• _EXERCISE DETAILS_
Your task is to filter the data below down to the lines holding "image".

• _RAW DATA_

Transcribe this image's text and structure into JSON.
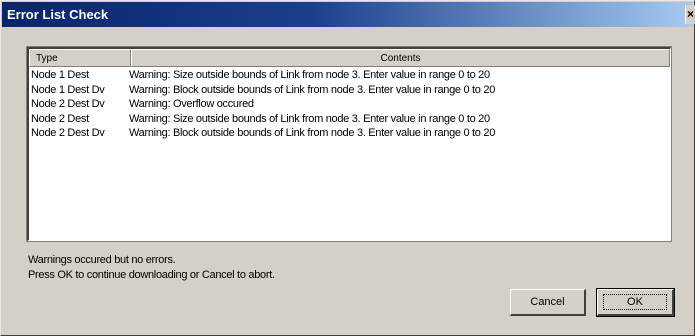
{
  "window": {
    "title": "Error List Check",
    "close_glyph": "×"
  },
  "list": {
    "columns": [
      "Type",
      "Contents"
    ],
    "rows": [
      {
        "type": "Node 1 Dest",
        "contents": "Warning: Size outside bounds of Link from node 3. Enter value in  range 0 to 20"
      },
      {
        "type": "Node 1 Dest Dv",
        "contents": "Warning: Block outside bounds of Link from node 3. Enter value in  range 0 to 20"
      },
      {
        "type": "Node 2 Dest Dv",
        "contents": "Warning: Overflow occured"
      },
      {
        "type": "Node 2 Dest",
        "contents": "Warning: Size outside bounds of Link from node 3. Enter value in  range 0 to 20"
      },
      {
        "type": "Node 2 Dest Dv",
        "contents": "Warning: Block outside bounds of Link from node 3. Enter value in  range 0 to 20"
      }
    ]
  },
  "status": {
    "line1": "Warnings occured but no errors.",
    "line2": "Press OK to continue downloading or Cancel to abort."
  },
  "buttons": {
    "cancel": "Cancel",
    "ok": "OK"
  }
}
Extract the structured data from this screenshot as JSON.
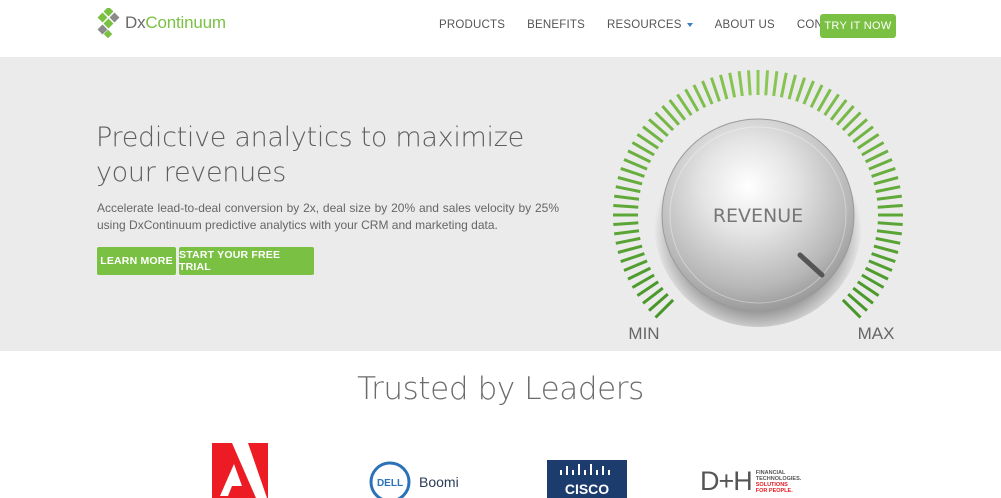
{
  "brand": {
    "name_part1": "Dx",
    "name_part2": "Continuum",
    "accent": "#7ac143"
  },
  "nav": {
    "items": [
      {
        "label": "PRODUCTS"
      },
      {
        "label": "BENEFITS"
      },
      {
        "label": "RESOURCES",
        "has_dropdown": true
      },
      {
        "label": "ABOUT US"
      },
      {
        "label": "CONTACT US"
      }
    ],
    "cta": "TRY IT NOW"
  },
  "hero": {
    "title": "Predictive analytics to maximize your revenues",
    "subtitle": "Accelerate lead-to-deal conversion by 2x, deal size by 20% and sales velocity by 25% using DxContinuum predictive analytics with your CRM and marketing data.",
    "buttons": {
      "learn_more": "LEARN MORE",
      "trial": "START YOUR FREE TRIAL"
    },
    "dial": {
      "label": "REVENUE",
      "min": "MIN",
      "max": "MAX",
      "level_fraction": 0.85
    }
  },
  "trusted": {
    "heading": "Trusted by Leaders",
    "clients": [
      {
        "name": "Adobe",
        "icon": "adobe-logo"
      },
      {
        "name": "Dell Boomi",
        "mark": "DELL",
        "word": "Boomi",
        "icon": "dell-boomi-logo"
      },
      {
        "name": "Cisco",
        "mark": "CISCO",
        "icon": "cisco-logo"
      },
      {
        "name": "D+H",
        "mark": "D+H",
        "tag1": "FINANCIAL",
        "tag2": "TECHNOLOGIES.",
        "tag3": "SOLUTIONS",
        "tag4": "FOR PEOPLE.",
        "icon": "dh-logo"
      }
    ]
  }
}
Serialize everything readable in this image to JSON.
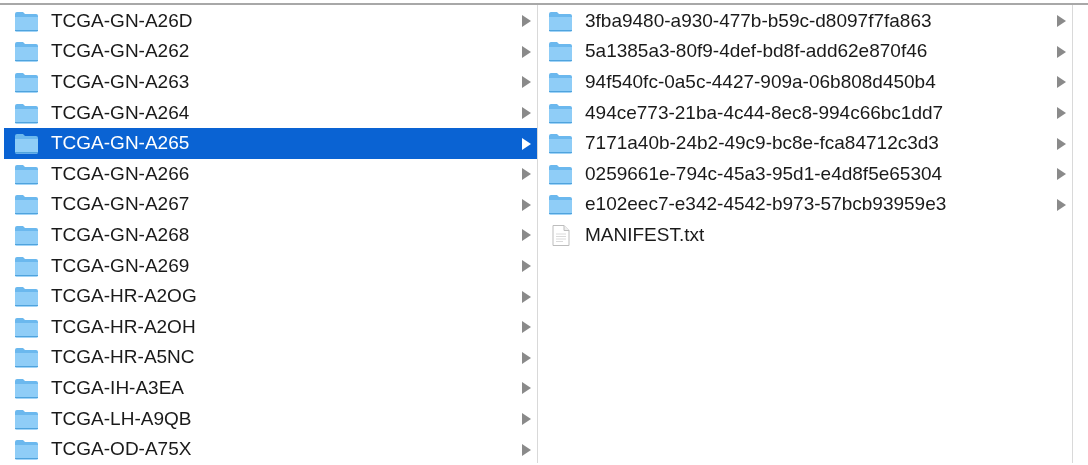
{
  "columns": [
    {
      "items": [
        {
          "name": "TCGA-GN-A26D",
          "kind": "folder",
          "selected": false
        },
        {
          "name": "TCGA-GN-A262",
          "kind": "folder",
          "selected": false
        },
        {
          "name": "TCGA-GN-A263",
          "kind": "folder",
          "selected": false
        },
        {
          "name": "TCGA-GN-A264",
          "kind": "folder",
          "selected": false
        },
        {
          "name": "TCGA-GN-A265",
          "kind": "folder",
          "selected": true
        },
        {
          "name": "TCGA-GN-A266",
          "kind": "folder",
          "selected": false
        },
        {
          "name": "TCGA-GN-A267",
          "kind": "folder",
          "selected": false
        },
        {
          "name": "TCGA-GN-A268",
          "kind": "folder",
          "selected": false
        },
        {
          "name": "TCGA-GN-A269",
          "kind": "folder",
          "selected": false
        },
        {
          "name": "TCGA-HR-A2OG",
          "kind": "folder",
          "selected": false
        },
        {
          "name": "TCGA-HR-A2OH",
          "kind": "folder",
          "selected": false
        },
        {
          "name": "TCGA-HR-A5NC",
          "kind": "folder",
          "selected": false
        },
        {
          "name": "TCGA-IH-A3EA",
          "kind": "folder",
          "selected": false
        },
        {
          "name": "TCGA-LH-A9QB",
          "kind": "folder",
          "selected": false
        },
        {
          "name": "TCGA-OD-A75X",
          "kind": "folder",
          "selected": false
        }
      ]
    },
    {
      "items": [
        {
          "name": "3fba9480-a930-477b-b59c-d8097f7fa863",
          "kind": "folder",
          "selected": false
        },
        {
          "name": "5a1385a3-80f9-4def-bd8f-add62e870f46",
          "kind": "folder",
          "selected": false
        },
        {
          "name": "94f540fc-0a5c-4427-909a-06b808d450b4",
          "kind": "folder",
          "selected": false
        },
        {
          "name": "494ce773-21ba-4c44-8ec8-994c66bc1dd7",
          "kind": "folder",
          "selected": false
        },
        {
          "name": "7171a40b-24b2-49c9-bc8e-fca84712c3d3",
          "kind": "folder",
          "selected": false
        },
        {
          "name": "0259661e-794c-45a3-95d1-e4d8f5e65304",
          "kind": "folder",
          "selected": false
        },
        {
          "name": "e102eec7-e342-4542-b973-57bcb93959e3",
          "kind": "folder",
          "selected": false
        },
        {
          "name": "MANIFEST.txt",
          "kind": "file",
          "selected": false
        }
      ]
    }
  ]
}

• _ANSWER_
Transcribe this image's text and structure into JSON.
Serialize everything readable in this image to JSON.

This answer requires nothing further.